* [Recorded information]:
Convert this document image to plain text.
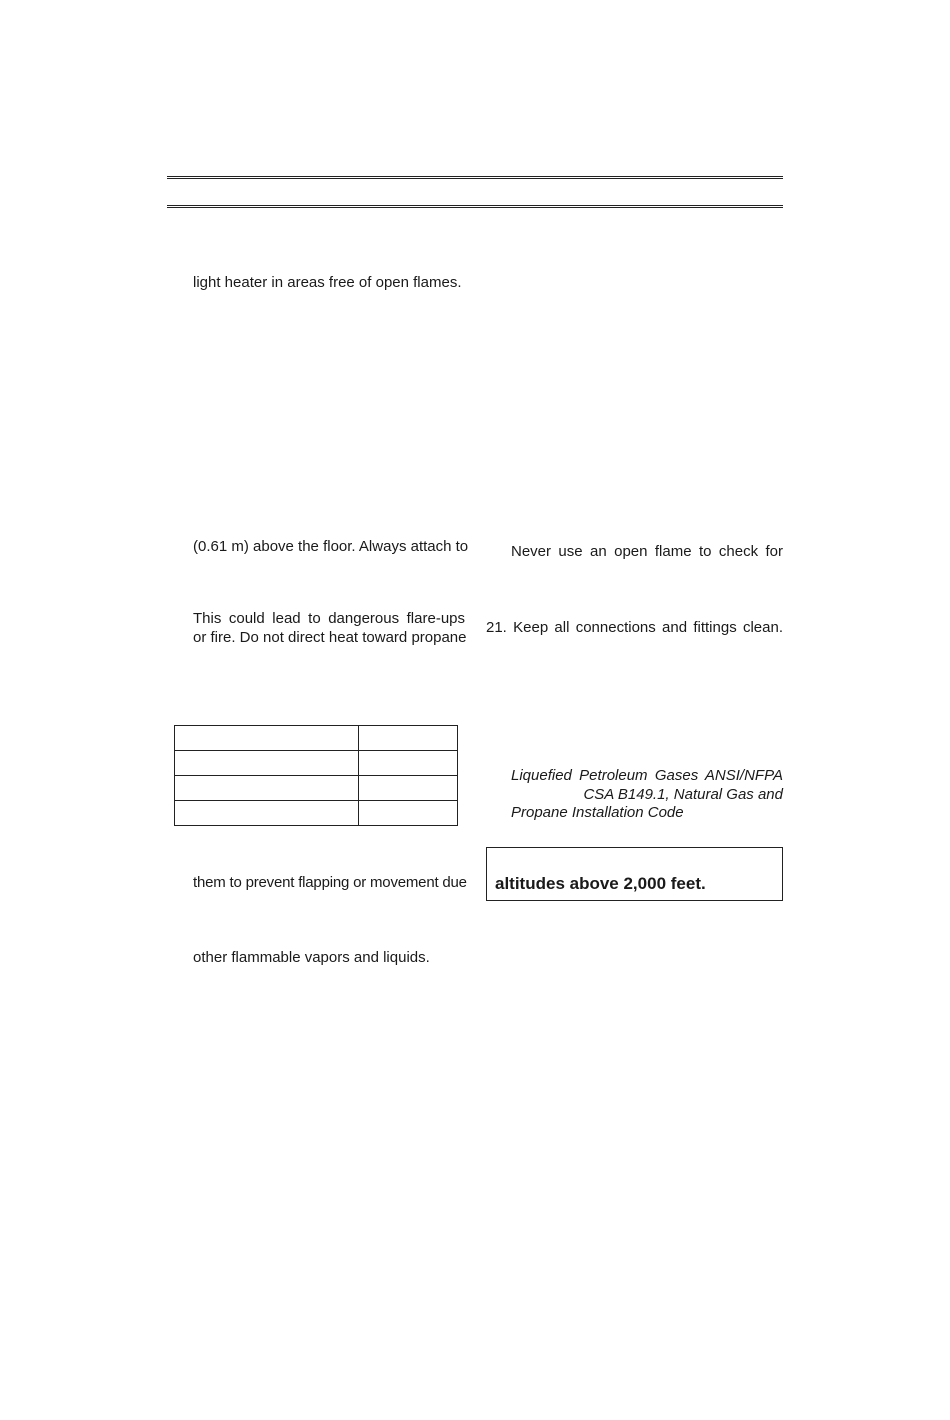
light heater in areas free of open flames.
(0.61 m) above the floor. Always attach to
This could lead to dangerous flare-ups
or fire. Do not direct heat toward propane

them to prevent flapping or movement due
other flammable vapors and liquids.
Never use an open flame to check for
21. Keep all connections and fittings clean.
Liquefied Petroleum Gases ANSI/NFPA
CSA B149.1, Natural Gas and
Propane Installation Code
altitudes above 2,000 feet.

* [Work required]:
From the records above, copy every line that holds the word "open".

* [Solved problem]:
light heater in areas free of open flames.
Never use an open flame to check for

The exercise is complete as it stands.